**Stated problem**
Search the material for the string "Metals" and copy each line where it occurs.

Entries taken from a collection
· · · · · · ·

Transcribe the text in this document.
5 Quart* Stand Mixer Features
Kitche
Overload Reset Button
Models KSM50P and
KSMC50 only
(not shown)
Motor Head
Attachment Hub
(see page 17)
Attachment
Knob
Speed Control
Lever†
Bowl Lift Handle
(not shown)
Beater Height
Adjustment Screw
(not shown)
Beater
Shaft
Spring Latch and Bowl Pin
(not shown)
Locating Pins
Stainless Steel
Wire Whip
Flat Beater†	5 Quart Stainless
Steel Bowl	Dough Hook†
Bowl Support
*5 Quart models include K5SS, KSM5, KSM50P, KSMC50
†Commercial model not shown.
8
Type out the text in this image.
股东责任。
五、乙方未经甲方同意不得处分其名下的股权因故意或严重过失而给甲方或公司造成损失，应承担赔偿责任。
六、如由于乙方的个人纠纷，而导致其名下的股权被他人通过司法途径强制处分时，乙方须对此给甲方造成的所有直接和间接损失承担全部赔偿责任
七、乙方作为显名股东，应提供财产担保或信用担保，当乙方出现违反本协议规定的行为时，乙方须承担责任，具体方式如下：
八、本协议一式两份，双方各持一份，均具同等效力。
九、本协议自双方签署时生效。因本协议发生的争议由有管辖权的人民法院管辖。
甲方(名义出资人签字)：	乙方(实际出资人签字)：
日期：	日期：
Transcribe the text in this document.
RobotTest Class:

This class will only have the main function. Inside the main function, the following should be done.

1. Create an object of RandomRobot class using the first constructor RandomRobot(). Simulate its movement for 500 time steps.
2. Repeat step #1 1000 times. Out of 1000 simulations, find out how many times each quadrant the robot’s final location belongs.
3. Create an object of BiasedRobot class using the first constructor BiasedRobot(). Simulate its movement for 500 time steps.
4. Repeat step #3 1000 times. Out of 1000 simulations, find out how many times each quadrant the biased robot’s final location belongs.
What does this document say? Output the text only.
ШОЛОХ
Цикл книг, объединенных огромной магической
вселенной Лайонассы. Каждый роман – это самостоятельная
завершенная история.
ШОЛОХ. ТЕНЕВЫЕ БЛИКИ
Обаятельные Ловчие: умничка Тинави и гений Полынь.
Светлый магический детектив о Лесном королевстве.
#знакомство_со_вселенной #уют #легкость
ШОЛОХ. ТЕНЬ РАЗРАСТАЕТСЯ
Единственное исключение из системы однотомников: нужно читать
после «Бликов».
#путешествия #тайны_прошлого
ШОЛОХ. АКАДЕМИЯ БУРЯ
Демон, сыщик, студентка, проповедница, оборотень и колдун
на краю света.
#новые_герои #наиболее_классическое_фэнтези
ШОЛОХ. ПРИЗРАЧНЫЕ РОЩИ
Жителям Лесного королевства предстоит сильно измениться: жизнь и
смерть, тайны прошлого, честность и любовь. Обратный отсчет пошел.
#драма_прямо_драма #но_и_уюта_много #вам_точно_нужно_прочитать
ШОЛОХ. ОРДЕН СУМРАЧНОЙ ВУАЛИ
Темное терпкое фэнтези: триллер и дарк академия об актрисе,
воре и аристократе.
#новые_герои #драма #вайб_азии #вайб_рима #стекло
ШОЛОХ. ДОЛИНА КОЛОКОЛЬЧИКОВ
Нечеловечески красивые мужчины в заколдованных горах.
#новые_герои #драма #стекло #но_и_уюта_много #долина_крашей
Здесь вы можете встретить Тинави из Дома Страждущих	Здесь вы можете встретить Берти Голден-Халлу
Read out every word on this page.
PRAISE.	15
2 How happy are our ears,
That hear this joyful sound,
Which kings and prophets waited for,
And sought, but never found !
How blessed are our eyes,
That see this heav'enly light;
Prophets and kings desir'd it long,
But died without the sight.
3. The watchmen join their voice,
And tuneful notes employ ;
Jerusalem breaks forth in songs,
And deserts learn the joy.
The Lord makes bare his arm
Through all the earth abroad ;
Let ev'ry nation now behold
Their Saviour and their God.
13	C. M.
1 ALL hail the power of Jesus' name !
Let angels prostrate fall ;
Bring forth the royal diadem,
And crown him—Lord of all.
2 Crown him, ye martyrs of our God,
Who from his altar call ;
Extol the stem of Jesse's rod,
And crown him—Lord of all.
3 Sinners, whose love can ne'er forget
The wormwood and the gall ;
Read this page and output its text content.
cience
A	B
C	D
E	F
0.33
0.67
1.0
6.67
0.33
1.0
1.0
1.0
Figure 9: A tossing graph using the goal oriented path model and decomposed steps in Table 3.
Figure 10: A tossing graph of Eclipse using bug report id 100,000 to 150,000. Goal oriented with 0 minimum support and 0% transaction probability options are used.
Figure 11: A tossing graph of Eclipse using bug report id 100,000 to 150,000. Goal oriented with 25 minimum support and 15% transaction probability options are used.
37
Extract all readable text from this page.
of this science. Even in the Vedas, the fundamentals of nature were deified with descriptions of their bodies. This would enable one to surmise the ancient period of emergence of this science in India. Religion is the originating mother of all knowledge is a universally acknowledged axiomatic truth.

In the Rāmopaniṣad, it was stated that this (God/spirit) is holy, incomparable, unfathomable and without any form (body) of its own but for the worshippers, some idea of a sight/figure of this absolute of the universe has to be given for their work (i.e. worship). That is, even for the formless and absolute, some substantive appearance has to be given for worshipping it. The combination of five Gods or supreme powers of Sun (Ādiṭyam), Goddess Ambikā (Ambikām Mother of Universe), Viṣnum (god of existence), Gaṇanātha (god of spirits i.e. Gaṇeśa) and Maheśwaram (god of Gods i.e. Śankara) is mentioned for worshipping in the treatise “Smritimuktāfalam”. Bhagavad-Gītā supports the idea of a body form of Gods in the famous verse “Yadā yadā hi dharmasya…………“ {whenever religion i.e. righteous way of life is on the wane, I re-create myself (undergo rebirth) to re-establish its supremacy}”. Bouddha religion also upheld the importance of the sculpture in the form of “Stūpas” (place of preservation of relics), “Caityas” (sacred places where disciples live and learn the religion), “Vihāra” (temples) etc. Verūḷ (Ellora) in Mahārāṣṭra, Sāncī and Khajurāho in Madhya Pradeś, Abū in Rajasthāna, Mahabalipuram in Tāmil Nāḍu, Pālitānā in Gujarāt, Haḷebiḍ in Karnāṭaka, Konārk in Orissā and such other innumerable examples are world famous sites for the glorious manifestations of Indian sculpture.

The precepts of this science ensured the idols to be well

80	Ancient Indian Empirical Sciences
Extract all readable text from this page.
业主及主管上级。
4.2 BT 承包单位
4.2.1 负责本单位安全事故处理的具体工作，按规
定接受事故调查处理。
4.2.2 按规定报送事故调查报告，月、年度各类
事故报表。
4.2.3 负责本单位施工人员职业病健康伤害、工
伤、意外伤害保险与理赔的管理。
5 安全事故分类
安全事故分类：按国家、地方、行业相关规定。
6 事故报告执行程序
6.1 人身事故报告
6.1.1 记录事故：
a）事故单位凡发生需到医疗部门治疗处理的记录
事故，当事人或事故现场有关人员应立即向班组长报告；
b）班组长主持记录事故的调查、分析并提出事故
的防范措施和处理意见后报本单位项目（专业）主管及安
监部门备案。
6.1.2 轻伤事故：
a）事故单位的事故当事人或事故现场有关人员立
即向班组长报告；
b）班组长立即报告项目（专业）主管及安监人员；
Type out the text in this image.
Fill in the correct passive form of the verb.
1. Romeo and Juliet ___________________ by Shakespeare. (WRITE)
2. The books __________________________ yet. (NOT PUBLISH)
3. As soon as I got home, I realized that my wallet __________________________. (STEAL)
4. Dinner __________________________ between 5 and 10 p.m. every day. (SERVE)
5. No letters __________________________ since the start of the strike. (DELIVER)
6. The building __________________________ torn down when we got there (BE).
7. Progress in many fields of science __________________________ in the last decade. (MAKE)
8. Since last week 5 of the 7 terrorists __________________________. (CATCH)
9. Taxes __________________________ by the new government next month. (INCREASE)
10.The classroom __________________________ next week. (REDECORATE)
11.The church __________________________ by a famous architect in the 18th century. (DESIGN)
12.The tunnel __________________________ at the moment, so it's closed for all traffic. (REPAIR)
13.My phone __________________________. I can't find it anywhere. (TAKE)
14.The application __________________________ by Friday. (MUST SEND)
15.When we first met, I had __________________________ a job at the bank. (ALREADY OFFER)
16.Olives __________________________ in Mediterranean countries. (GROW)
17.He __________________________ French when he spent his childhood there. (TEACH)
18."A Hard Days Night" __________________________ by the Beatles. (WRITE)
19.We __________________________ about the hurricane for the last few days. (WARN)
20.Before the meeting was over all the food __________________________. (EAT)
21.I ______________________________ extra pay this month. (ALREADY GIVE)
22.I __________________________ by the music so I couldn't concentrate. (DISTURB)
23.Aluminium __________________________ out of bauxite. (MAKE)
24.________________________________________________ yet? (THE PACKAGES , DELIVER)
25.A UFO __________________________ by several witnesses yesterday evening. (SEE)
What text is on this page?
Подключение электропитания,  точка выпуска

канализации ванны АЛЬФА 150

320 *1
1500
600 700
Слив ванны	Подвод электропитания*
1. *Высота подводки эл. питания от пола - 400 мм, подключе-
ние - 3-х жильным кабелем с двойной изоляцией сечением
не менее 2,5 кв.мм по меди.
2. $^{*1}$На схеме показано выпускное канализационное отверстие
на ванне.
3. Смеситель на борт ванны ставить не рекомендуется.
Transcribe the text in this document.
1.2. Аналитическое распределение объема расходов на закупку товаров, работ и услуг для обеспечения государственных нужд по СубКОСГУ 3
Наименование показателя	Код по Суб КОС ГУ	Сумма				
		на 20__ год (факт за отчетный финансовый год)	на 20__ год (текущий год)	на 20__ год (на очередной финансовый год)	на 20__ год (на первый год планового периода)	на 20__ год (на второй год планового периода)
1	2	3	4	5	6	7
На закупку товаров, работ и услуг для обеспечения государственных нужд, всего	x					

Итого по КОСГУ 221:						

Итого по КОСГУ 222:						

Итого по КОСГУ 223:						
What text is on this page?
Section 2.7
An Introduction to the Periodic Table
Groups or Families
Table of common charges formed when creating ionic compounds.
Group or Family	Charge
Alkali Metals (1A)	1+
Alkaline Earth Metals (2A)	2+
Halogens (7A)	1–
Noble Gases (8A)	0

· · · · · · ·

**Answer for the task**
Alkali Metals (1A)	1+
Alkaline Earth Metals (2A)	2+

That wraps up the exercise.